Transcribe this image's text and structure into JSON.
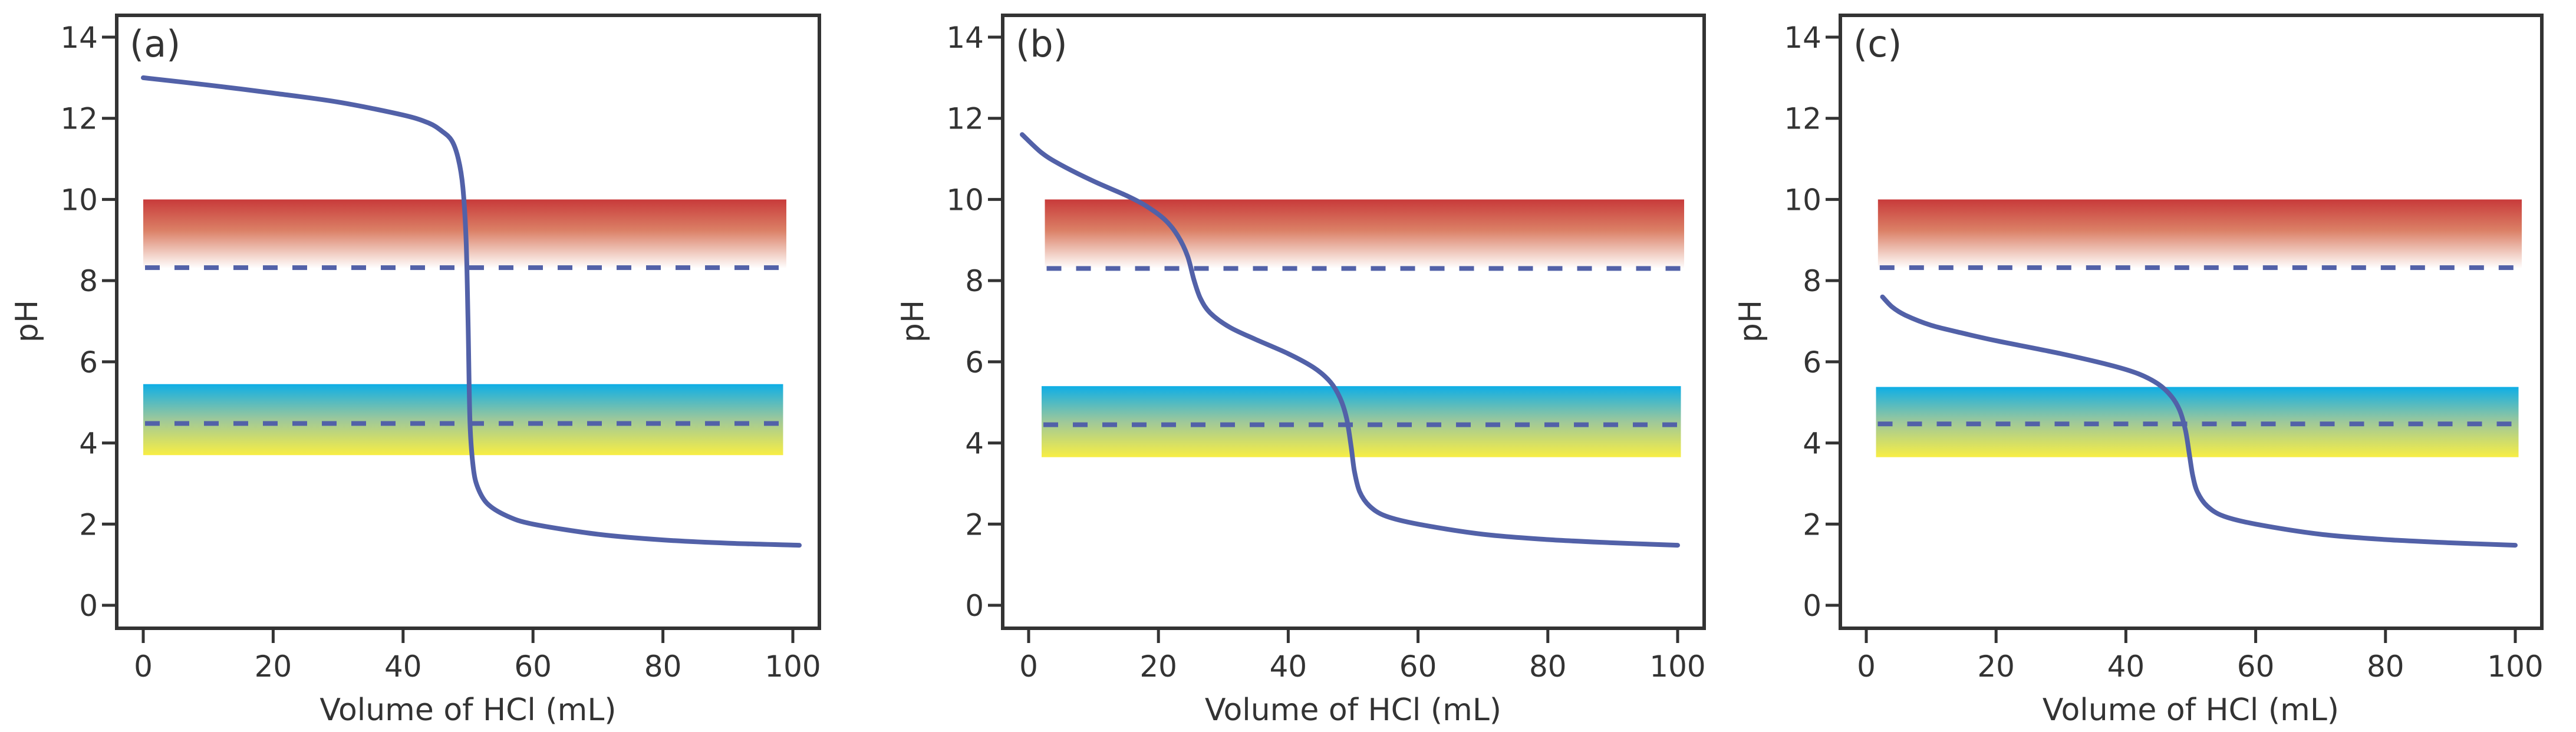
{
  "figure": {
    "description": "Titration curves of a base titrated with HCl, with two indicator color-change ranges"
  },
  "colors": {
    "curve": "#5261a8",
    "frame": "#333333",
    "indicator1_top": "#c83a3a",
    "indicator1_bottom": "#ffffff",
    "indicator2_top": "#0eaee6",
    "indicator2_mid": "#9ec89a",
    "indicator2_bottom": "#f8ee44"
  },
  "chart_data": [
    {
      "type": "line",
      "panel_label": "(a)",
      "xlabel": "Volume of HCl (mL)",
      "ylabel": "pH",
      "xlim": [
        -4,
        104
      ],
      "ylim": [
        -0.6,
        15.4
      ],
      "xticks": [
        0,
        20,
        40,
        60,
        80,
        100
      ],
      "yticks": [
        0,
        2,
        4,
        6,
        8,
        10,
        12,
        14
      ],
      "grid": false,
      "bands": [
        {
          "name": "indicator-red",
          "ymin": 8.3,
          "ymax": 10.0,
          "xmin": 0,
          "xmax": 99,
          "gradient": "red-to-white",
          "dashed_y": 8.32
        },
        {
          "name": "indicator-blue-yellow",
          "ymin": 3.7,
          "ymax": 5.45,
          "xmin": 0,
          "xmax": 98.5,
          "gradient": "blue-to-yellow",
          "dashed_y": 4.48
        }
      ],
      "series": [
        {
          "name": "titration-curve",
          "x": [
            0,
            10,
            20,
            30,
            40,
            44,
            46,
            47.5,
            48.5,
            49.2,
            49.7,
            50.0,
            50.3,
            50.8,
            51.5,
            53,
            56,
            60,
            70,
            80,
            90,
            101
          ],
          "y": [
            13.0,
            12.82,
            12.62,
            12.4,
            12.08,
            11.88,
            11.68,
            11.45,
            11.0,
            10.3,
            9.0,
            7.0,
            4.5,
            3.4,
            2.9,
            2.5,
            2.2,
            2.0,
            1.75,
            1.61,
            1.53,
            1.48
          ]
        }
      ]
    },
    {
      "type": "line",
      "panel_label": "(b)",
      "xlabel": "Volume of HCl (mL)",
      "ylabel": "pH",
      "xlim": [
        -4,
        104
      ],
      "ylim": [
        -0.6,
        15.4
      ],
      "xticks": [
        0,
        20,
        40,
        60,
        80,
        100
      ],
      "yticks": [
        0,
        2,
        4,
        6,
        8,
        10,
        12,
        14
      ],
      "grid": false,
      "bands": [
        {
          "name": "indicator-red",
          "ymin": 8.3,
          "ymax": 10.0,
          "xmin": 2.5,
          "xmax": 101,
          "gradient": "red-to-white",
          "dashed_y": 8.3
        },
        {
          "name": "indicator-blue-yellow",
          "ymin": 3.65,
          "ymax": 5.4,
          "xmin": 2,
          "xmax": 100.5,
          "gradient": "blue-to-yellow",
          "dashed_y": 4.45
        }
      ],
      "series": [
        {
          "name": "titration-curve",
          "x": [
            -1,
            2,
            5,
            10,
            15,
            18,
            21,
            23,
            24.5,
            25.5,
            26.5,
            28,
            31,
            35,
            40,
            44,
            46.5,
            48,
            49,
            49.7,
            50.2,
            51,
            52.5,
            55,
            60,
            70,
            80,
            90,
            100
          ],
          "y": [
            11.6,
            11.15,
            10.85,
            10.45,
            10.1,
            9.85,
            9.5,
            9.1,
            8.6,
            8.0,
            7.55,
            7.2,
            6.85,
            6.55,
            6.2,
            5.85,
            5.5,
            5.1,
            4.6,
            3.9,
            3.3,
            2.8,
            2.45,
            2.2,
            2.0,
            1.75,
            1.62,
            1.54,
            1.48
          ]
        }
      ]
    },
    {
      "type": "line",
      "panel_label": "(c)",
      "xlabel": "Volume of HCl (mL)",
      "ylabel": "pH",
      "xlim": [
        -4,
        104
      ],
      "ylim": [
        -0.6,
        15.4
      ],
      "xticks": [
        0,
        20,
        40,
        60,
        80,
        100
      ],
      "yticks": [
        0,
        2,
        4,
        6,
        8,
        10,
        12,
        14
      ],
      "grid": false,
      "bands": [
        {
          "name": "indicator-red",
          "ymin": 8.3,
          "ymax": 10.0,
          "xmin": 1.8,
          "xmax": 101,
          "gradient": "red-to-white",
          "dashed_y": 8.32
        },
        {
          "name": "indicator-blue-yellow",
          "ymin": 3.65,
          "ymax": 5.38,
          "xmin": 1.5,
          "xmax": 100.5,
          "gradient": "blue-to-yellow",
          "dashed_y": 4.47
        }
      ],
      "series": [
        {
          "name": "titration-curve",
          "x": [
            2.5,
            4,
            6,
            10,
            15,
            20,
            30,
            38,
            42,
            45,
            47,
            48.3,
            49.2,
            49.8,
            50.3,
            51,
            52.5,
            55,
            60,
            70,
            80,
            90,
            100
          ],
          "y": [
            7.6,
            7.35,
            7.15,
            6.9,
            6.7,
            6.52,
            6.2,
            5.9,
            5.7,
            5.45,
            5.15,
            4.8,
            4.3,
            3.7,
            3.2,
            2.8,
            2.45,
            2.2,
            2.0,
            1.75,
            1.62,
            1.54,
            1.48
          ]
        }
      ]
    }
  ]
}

--------

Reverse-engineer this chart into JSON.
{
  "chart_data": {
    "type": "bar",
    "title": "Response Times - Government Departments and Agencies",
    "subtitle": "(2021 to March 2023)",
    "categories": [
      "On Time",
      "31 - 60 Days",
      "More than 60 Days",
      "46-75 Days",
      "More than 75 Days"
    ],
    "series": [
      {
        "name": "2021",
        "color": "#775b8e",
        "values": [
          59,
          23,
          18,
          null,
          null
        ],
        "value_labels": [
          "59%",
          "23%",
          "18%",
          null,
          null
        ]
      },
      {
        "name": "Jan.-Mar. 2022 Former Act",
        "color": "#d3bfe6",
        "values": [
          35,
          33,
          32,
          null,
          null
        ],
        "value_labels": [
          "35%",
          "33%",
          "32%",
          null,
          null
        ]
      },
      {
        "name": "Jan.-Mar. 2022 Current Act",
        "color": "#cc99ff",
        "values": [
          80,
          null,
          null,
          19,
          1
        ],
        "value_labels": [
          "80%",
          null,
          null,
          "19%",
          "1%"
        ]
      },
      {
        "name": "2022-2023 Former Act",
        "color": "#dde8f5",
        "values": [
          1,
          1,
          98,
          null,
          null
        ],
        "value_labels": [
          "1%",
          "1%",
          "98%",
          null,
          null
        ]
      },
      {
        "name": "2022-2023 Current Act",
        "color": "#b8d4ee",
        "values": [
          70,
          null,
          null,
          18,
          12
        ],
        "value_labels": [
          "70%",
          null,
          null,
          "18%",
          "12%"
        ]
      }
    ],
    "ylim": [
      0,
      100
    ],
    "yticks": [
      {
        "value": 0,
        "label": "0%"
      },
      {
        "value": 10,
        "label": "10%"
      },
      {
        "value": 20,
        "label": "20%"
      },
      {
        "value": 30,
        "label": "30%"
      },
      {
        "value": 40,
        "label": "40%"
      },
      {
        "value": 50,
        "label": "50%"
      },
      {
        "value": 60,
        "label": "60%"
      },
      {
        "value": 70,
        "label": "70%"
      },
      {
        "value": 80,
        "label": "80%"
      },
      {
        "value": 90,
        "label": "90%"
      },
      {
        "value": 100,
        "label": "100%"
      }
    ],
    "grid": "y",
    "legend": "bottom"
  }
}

--------

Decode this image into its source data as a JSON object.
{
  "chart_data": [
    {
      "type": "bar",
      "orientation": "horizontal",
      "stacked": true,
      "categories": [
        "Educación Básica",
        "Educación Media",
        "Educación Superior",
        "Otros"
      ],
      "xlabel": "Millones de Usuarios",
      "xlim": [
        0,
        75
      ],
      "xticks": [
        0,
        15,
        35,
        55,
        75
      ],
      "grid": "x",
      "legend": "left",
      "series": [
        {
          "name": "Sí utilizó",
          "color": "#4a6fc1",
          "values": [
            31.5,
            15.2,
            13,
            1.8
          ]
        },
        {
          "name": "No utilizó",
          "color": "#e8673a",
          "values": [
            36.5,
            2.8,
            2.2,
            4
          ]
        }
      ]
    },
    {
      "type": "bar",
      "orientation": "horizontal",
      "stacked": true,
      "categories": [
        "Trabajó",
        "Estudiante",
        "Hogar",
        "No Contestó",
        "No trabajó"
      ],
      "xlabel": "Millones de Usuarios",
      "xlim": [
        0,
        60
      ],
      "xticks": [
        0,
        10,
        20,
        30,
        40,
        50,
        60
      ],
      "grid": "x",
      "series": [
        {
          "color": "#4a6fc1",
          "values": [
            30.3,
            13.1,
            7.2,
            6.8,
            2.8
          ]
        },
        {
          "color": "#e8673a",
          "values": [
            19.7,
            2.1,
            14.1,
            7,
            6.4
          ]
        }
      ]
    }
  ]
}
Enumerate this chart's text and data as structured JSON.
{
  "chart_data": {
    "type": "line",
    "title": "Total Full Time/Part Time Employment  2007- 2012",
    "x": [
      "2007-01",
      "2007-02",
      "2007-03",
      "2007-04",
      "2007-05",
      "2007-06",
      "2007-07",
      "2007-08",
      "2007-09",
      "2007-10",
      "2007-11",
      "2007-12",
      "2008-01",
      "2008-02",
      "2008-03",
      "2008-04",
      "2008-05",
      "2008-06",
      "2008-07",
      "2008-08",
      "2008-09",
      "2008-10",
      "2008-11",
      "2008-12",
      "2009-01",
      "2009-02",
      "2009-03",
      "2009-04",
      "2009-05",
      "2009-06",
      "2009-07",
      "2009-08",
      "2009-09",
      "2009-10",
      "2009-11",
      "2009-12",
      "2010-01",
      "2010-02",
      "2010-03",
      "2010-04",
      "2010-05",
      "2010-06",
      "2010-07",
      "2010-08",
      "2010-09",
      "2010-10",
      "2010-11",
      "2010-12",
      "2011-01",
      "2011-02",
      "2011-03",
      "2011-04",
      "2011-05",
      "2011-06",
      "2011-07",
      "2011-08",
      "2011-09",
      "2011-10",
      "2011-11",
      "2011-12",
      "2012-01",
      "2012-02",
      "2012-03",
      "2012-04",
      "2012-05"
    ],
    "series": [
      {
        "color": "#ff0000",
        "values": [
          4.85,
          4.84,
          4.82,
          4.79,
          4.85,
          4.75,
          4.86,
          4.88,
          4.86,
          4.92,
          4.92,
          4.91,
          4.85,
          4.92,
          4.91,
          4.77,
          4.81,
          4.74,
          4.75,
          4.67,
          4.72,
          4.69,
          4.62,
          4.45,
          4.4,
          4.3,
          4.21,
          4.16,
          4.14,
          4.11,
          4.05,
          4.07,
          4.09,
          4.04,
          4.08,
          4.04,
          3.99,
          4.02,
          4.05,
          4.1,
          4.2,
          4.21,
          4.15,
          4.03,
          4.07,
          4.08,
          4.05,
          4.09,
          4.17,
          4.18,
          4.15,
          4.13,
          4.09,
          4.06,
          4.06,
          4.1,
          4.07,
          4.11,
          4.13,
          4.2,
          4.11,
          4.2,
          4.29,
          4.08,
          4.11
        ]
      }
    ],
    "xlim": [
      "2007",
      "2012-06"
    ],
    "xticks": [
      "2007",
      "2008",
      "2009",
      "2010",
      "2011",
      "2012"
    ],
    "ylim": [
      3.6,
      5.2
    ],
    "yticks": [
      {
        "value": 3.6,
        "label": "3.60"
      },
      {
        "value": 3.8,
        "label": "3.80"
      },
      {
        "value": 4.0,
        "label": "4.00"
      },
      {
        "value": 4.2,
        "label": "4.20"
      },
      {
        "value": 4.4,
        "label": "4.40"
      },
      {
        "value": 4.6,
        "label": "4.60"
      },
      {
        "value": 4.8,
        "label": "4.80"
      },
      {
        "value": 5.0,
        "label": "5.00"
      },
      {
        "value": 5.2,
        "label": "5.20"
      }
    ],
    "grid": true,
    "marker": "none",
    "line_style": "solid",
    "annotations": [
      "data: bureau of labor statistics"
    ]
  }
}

--------

#### What you need to do
Only lines with "into" are wanted here; list each of them.

#### Finished exercise
Transcribe this image's text and structure into JSON.
Reverse-engineer this chart into JSON.
Decode this image into its source data as a JSON object.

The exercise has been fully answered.